> [DIRECTIONS] Gather all lines in the entries below that include the word "name".

===== RECORDS SHOWN

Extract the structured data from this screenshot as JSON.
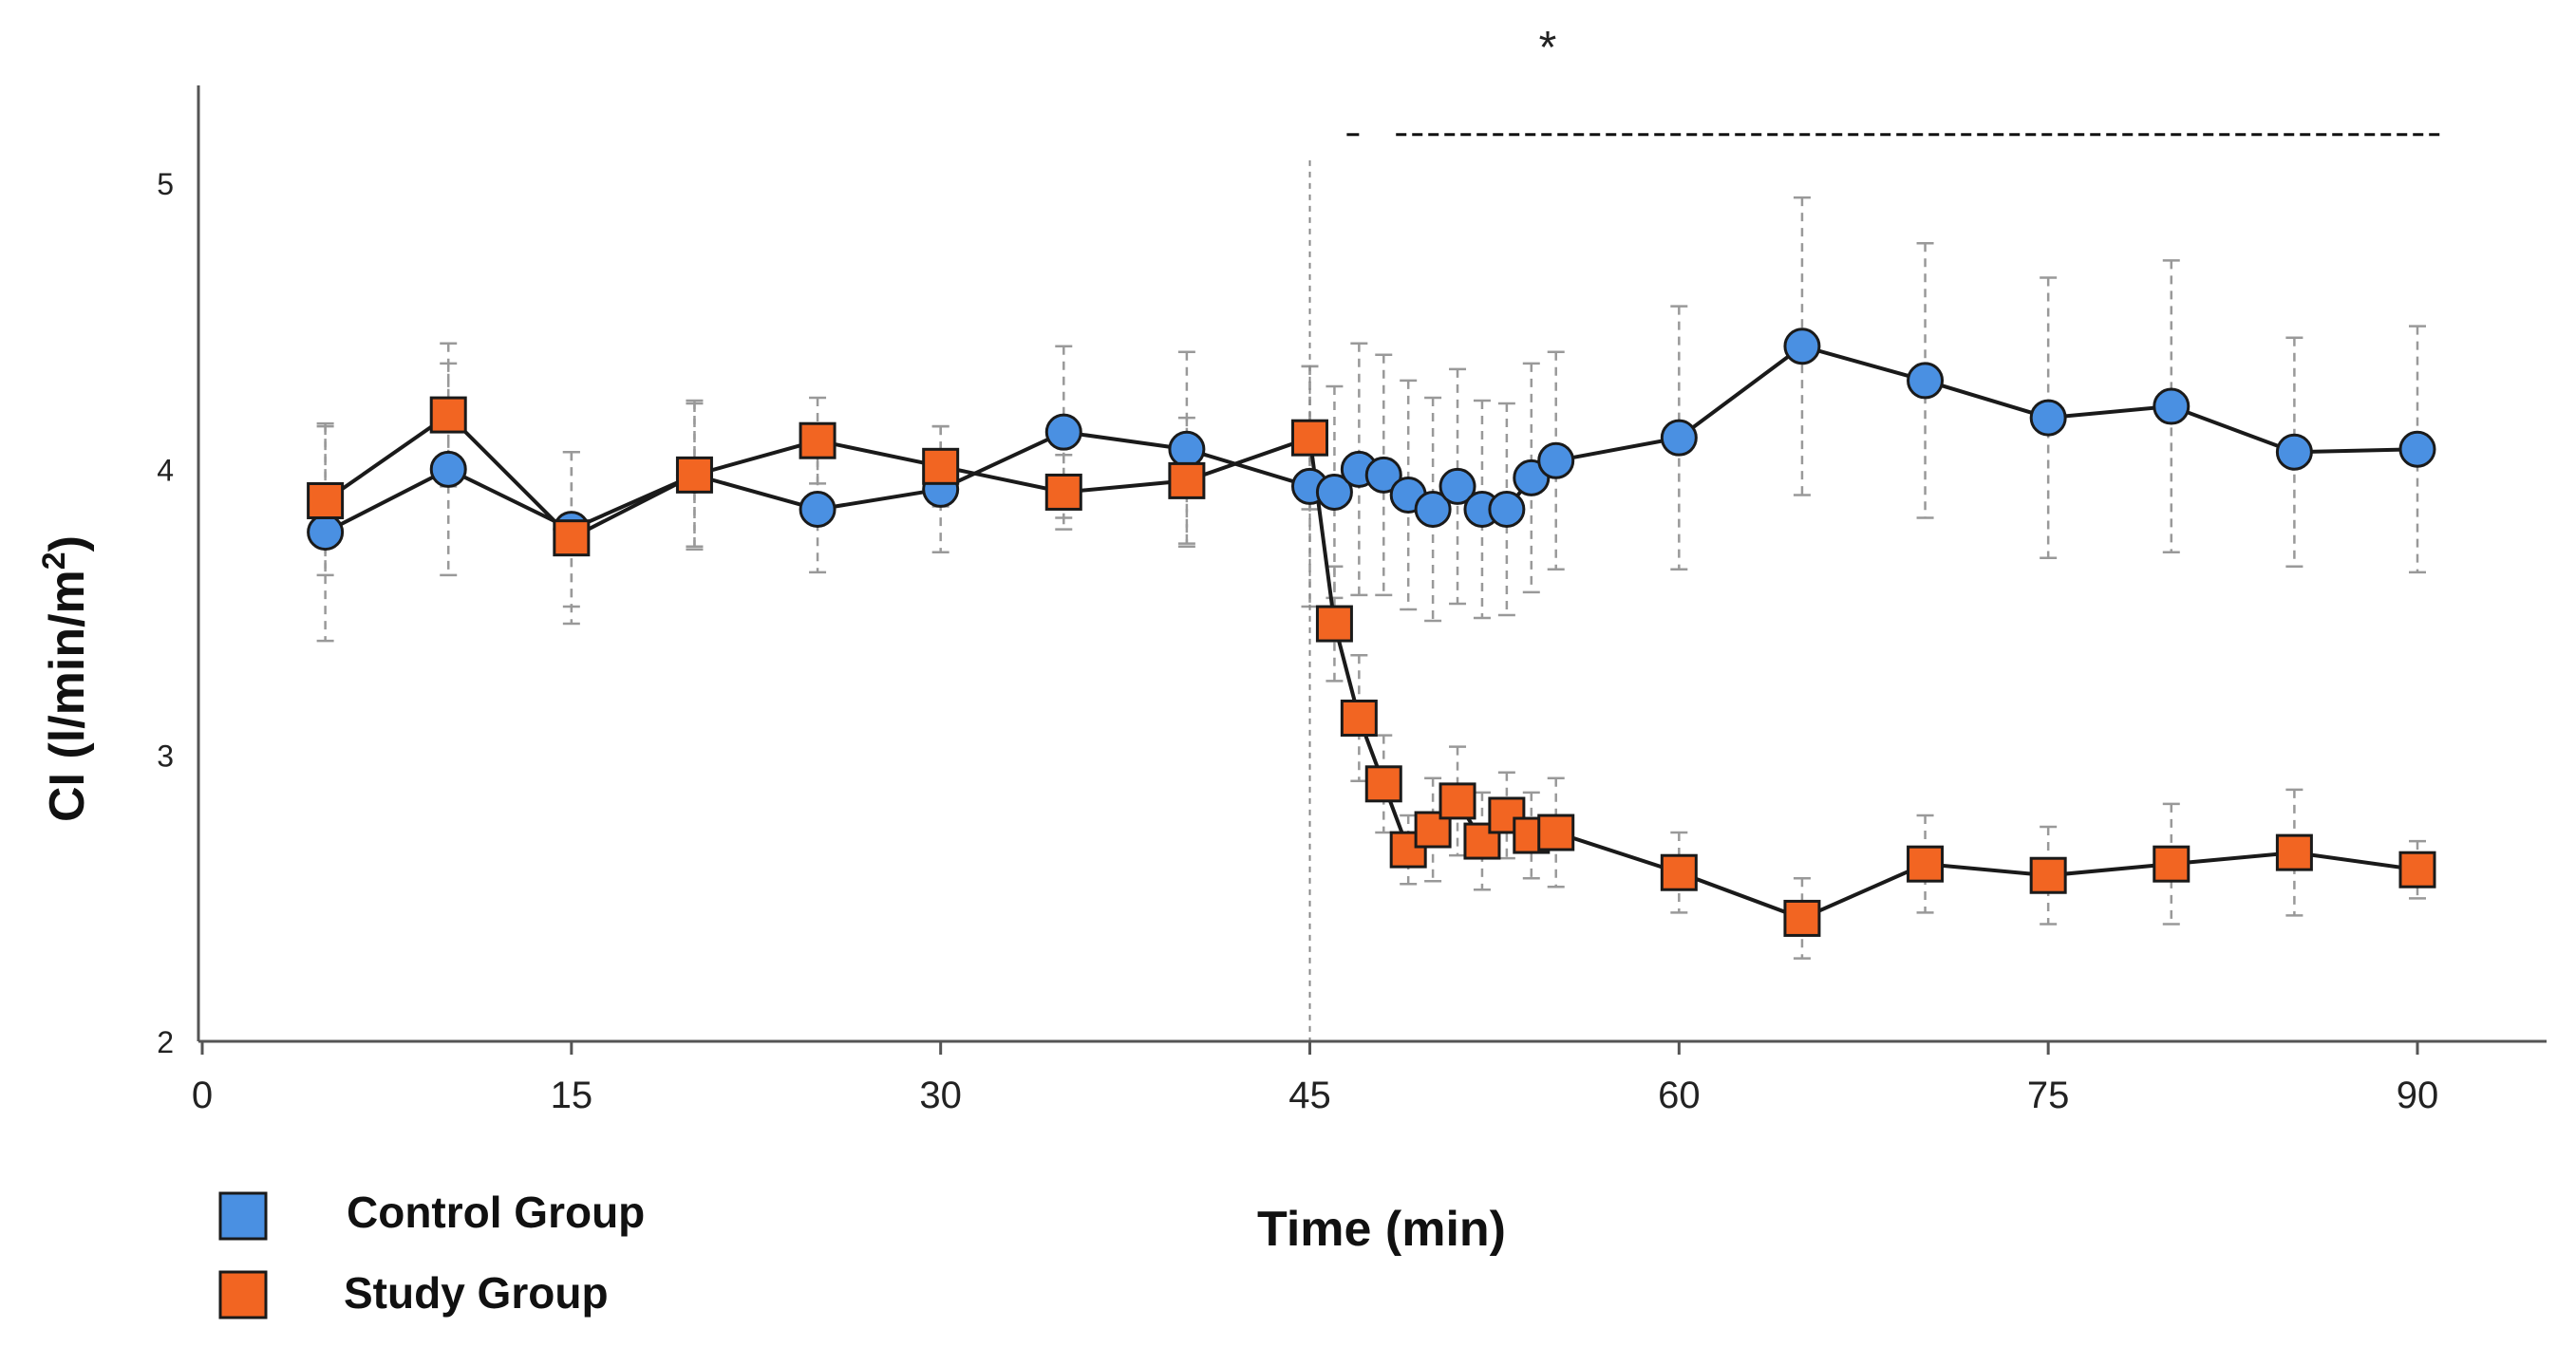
{
  "chart_data": {
    "type": "line",
    "title": "",
    "xlabel": "Time (min)",
    "ylabel": "CI (l/min/m",
    "ylabel_sup": "2",
    "ylabel_close": ")",
    "xlim": [
      0,
      95
    ],
    "ylim": [
      2,
      5.3
    ],
    "x_ticks": [
      0,
      15,
      30,
      45,
      60,
      75,
      90
    ],
    "y_ticks": [
      2,
      3,
      4,
      5
    ],
    "grid": false,
    "legend_position": "bottom-left",
    "annotation": {
      "text": "*",
      "from_x": 48.5,
      "to_x": 91,
      "y": 5.17,
      "short_from_x": 46.5,
      "short_to_x": 47.0
    },
    "event_line_x": 45,
    "series": [
      {
        "name": "Control Group",
        "marker": "circle",
        "color": "#4a90e2",
        "x": [
          5,
          10,
          15,
          20,
          25,
          30,
          35,
          40,
          45,
          46,
          47,
          48,
          49,
          50,
          51,
          52,
          53,
          54,
          55,
          60,
          65,
          70,
          75,
          80,
          85,
          90
        ],
        "y": [
          3.78,
          4.0,
          3.79,
          3.98,
          3.86,
          3.93,
          4.13,
          4.07,
          3.94,
          3.92,
          4.0,
          3.98,
          3.91,
          3.86,
          3.94,
          3.86,
          3.86,
          3.97,
          4.03,
          4.11,
          4.43,
          4.31,
          4.18,
          4.22,
          4.06,
          4.07
        ],
        "error": [
          0.38,
          0.37,
          0.27,
          0.25,
          0.22,
          0.22,
          0.3,
          0.34,
          0.42,
          0.37,
          0.44,
          0.42,
          0.4,
          0.39,
          0.41,
          0.38,
          0.37,
          0.4,
          0.38,
          0.46,
          0.52,
          0.48,
          0.49,
          0.51,
          0.4,
          0.43
        ]
      },
      {
        "name": "Study Group",
        "marker": "square",
        "color": "#f26522",
        "x": [
          5,
          10,
          15,
          20,
          25,
          30,
          35,
          40,
          45,
          46,
          47,
          48,
          49,
          50,
          51,
          52,
          53,
          54,
          55,
          60,
          65,
          70,
          75,
          80,
          85,
          90
        ],
        "y": [
          3.89,
          4.19,
          3.76,
          3.98,
          4.1,
          4.01,
          3.92,
          3.96,
          4.11,
          3.46,
          3.13,
          2.9,
          2.67,
          2.74,
          2.84,
          2.7,
          2.79,
          2.72,
          2.73,
          2.59,
          2.43,
          2.62,
          2.58,
          2.62,
          2.66,
          2.6
        ]
      }
    ]
  }
}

==========

> [ANSWER FOR THIS EXERCISE]
        "name": "Control Group",
        "name": "Study Group",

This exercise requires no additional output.